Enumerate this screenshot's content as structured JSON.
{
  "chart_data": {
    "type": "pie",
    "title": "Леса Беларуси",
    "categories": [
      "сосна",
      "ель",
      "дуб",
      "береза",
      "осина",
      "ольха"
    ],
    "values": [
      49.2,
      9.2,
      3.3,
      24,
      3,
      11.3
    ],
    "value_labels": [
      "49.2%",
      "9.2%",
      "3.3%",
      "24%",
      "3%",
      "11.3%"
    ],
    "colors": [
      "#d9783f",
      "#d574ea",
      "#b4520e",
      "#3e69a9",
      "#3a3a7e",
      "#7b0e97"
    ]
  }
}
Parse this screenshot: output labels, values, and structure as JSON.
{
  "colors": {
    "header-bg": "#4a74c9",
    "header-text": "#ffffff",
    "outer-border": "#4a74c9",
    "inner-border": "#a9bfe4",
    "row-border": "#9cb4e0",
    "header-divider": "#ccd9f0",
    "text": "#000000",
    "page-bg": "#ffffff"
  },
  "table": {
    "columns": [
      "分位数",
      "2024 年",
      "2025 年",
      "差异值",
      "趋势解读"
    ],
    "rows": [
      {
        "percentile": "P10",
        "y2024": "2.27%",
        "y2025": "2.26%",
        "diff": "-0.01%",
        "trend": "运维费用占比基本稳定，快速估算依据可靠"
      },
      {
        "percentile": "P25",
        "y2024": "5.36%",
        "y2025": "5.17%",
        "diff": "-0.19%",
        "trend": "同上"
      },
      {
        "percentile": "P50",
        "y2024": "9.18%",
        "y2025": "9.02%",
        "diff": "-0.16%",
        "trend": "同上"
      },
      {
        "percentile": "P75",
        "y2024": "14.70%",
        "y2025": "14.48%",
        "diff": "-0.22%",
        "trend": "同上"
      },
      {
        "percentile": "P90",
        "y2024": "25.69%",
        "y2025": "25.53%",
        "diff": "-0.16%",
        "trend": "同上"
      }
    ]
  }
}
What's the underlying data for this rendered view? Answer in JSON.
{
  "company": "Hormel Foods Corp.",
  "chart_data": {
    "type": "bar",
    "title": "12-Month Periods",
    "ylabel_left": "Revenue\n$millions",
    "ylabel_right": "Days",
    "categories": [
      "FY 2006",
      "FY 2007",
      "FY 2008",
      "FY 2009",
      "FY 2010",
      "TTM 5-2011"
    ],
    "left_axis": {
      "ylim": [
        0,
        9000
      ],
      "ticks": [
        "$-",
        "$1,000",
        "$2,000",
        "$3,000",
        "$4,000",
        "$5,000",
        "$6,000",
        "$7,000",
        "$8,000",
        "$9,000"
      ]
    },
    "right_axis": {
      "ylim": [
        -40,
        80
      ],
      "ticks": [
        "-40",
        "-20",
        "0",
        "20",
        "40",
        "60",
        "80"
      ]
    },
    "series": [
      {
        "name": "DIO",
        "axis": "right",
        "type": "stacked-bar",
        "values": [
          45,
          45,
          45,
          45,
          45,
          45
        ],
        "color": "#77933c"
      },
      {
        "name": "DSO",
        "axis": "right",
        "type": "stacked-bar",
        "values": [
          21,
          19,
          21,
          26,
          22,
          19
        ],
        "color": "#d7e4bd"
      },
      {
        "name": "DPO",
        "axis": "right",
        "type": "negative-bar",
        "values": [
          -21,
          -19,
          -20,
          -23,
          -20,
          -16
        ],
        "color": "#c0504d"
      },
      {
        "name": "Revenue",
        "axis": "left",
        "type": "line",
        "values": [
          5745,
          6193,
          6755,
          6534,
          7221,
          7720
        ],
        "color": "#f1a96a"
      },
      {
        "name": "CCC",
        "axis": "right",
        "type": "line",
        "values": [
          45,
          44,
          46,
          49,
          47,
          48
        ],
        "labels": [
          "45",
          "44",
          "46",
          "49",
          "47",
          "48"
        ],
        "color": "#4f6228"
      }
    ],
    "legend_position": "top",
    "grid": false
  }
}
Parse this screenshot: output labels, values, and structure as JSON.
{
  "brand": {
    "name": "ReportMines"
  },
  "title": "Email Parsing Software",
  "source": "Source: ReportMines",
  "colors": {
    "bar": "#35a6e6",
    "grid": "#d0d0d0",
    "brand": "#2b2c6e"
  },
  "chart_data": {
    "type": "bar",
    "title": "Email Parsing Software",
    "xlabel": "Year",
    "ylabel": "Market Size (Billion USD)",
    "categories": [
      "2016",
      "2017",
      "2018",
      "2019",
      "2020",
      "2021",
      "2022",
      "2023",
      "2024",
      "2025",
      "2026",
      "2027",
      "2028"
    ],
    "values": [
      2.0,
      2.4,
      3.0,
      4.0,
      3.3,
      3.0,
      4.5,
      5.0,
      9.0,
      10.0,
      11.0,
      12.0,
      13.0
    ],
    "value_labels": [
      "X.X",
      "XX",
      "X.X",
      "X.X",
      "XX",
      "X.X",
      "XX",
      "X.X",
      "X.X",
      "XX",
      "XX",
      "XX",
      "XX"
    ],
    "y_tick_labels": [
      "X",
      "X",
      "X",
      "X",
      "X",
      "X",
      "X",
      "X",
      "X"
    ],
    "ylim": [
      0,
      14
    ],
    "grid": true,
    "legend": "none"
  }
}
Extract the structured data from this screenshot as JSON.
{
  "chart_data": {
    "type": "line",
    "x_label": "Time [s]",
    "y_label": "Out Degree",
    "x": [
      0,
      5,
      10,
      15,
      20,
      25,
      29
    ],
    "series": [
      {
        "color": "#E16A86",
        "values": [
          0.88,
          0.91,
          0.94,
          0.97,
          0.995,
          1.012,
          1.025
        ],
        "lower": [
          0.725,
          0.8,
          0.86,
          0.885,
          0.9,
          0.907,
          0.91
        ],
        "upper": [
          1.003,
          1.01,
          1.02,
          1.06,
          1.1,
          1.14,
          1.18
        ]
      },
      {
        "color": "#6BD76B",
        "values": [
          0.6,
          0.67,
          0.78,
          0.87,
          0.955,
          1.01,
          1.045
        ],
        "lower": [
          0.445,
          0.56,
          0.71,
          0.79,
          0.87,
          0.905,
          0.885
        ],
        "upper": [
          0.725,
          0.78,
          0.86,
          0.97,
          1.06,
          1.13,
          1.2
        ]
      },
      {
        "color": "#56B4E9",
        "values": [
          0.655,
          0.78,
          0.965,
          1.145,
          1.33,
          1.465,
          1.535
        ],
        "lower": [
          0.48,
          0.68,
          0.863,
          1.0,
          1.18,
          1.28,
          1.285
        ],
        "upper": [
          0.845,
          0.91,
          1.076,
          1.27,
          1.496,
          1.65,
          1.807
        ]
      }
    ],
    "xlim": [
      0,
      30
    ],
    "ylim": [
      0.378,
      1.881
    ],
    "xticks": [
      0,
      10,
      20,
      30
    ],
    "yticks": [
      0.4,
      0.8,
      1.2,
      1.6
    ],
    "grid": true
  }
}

_ _ _ _ _ _ _

**What you have to do**
Transcribe every entry verbatim.

**Exercise output**
Enumerate this screenshot's content as structured JSON.
{
  "chart_data": {
    "type": "pie",
    "title": "Леса Беларуси",
    "categories": [
      "сосна",
      "ель",
      "дуб",
      "береза",
      "осина",
      "ольха"
    ],
    "values": [
      49.2,
      9.2,
      3.3,
      24,
      3,
      11.3
    ],
    "value_labels": [
      "49.2%",
      "9.2%",
      "3.3%",
      "24%",
      "3%",
      "11.3%"
    ],
    "colors": [
      "#d9783f",
      "#d574ea",
      "#b4520e",
      "#3e69a9",
      "#3a3a7e",
      "#7b0e97"
    ]
  }
}
Parse this screenshot: output labels, values, and structure as JSON.
{
  "colors": {
    "header-bg": "#4a74c9",
    "header-text": "#ffffff",
    "outer-border": "#4a74c9",
    "inner-border": "#a9bfe4",
    "row-border": "#9cb4e0",
    "header-divider": "#ccd9f0",
    "text": "#000000",
    "page-bg": "#ffffff"
  },
  "table": {
    "columns": [
      "分位数",
      "2024 年",
      "2025 年",
      "差异值",
      "趋势解读"
    ],
    "rows": [
      {
        "percentile": "P10",
        "y2024": "2.27%",
        "y2025": "2.26%",
        "diff": "-0.01%",
        "trend": "运维费用占比基本稳定，快速估算依据可靠"
      },
      {
        "percentile": "P25",
        "y2024": "5.36%",
        "y2025": "5.17%",
        "diff": "-0.19%",
        "trend": "同上"
      },
      {
        "percentile": "P50",
        "y2024": "9.18%",
        "y2025": "9.02%",
        "diff": "-0.16%",
        "trend": "同上"
      },
      {
        "percentile": "P75",
        "y2024": "14.70%",
        "y2025": "14.48%",
        "diff": "-0.22%",
        "trend": "同上"
      },
      {
        "percentile": "P90",
        "y2024": "25.69%",
        "y2025": "25.53%",
        "diff": "-0.16%",
        "trend": "同上"
      }
    ]
  }
}
What's the underlying data for this rendered view? Answer in JSON.
{
  "company": "Hormel Foods Corp.",
  "chart_data": {
    "type": "bar",
    "title": "12-Month Periods",
    "ylabel_left": "Revenue\n$millions",
    "ylabel_right": "Days",
    "categories": [
      "FY 2006",
      "FY 2007",
      "FY 2008",
      "FY 2009",
      "FY 2010",
      "TTM 5-2011"
    ],
    "left_axis": {
      "ylim": [
        0,
        9000
      ],
      "ticks": [
        "$-",
        "$1,000",
        "$2,000",
        "$3,000",
        "$4,000",
        "$5,000",
        "$6,000",
        "$7,000",
        "$8,000",
        "$9,000"
      ]
    },
    "right_axis": {
      "ylim": [
        -40,
        80
      ],
      "ticks": [
        "-40",
        "-20",
        "0",
        "20",
        "40",
        "60",
        "80"
      ]
    },
    "series": [
      {
        "name": "DIO",
        "axis": "right",
        "type": "stacked-bar",
        "values": [
          45,
          45,
          45,
          45,
          45,
          45
        ],
        "color": "#77933c"
      },
      {
        "name": "DSO",
        "axis": "right",
        "type": "stacked-bar",
        "values": [
          21,
          19,
          21,
          26,
          22,
          19
        ],
        "color": "#d7e4bd"
      },
      {
        "name": "DPO",
        "axis": "right",
        "type": "negative-bar",
        "values": [
          -21,
          -19,
          -20,
          -23,
          -20,
          -16
        ],
        "color": "#c0504d"
      },
      {
        "name": "Revenue",
        "axis": "left",
        "type": "line",
        "values": [
          5745,
          6193,
          6755,
          6534,
          7221,
          7720
        ],
        "color": "#f1a96a"
      },
      {
        "name": "CCC",
        "axis": "right",
        "type": "line",
        "values": [
          45,
          44,
          46,
          49,
          47,
          48
        ],
        "labels": [
          "45",
          "44",
          "46",
          "49",
          "47",
          "48"
        ],
        "color": "#4f6228"
      }
    ],
    "legend_position": "top",
    "grid": false
  }
}
Parse this screenshot: output labels, values, and structure as JSON.
{
  "brand": {
    "name": "ReportMines"
  },
  "title": "Email Parsing Software",
  "source": "Source: ReportMines",
  "colors": {
    "bar": "#35a6e6",
    "grid": "#d0d0d0",
    "brand": "#2b2c6e"
  },
  "chart_data": {
    "type": "bar",
    "title": "Email Parsing Software",
    "xlabel": "Year",
    "ylabel": "Market Size (Billion USD)",
    "categories": [
      "2016",
      "2017",
      "2018",
      "2019",
      "2020",
      "2021",
      "2022",
      "2023",
      "2024",
      "2025",
      "2026",
      "2027",
      "2028"
    ],
    "values": [
      2.0,
      2.4,
      3.0,
      4.0,
      3.3,
      3.0,
      4.5,
      5.0,
      9.0,
      10.0,
      11.0,
      12.0,
      13.0
    ],
    "value_labels": [
      "X.X",
      "XX",
      "X.X",
      "X.X",
      "XX",
      "X.X",
      "XX",
      "X.X",
      "X.X",
      "XX",
      "XX",
      "XX",
      "XX"
    ],
    "y_tick_labels": [
      "X",
      "X",
      "X",
      "X",
      "X",
      "X",
      "X",
      "X",
      "X"
    ],
    "ylim": [
      0,
      14
    ],
    "grid": true,
    "legend": "none"
  }
}
Extract the structured data from this screenshot as JSON.
{
  "chart_data": {
    "type": "line",
    "x_label": "Time [s]",
    "y_label": "Out Degree",
    "x": [
      0,
      5,
      10,
      15,
      20,
      25,
      29
    ],
    "series": [
      {
        "color": "#E16A86",
        "values": [
          0.88,
          0.91,
          0.94,
          0.97,
          0.995,
          1.012,
          1.025
        ],
        "lower": [
          0.725,
          0.8,
          0.86,
          0.885,
          0.9,
          0.907,
          0.91
        ],
        "upper": [
          1.003,
          1.01,
          1.02,
          1.06,
          1.1,
          1.14,
          1.18
        ]
      },
      {
        "color": "#6BD76B",
        "values": [
          0.6,
          0.67,
          0.78,
          0.87,
          0.955,
          1.01,
          1.045
        ],
        "lower": [
          0.445,
          0.56,
          0.71,
          0.79,
          0.87,
          0.905,
          0.885
        ],
        "upper": [
          0.725,
          0.78,
          0.86,
          0.97,
          1.06,
          1.13,
          1.2
        ]
      },
      {
        "color": "#56B4E9",
        "values": [
          0.655,
          0.78,
          0.965,
          1.145,
          1.33,
          1.465,
          1.535
        ],
        "lower": [
          0.48,
          0.68,
          0.863,
          1.0,
          1.18,
          1.28,
          1.285
        ],
        "upper": [
          0.845,
          0.91,
          1.076,
          1.27,
          1.496,
          1.65,
          1.807
        ]
      }
    ],
    "xlim": [
      0,
      30
    ],
    "ylim": [
      0.378,
      1.881
    ],
    "xticks": [
      0,
      10,
      20,
      30
    ],
    "yticks": [
      0.4,
      0.8,
      1.2,
      1.6
    ],
    "grid": true
  }
}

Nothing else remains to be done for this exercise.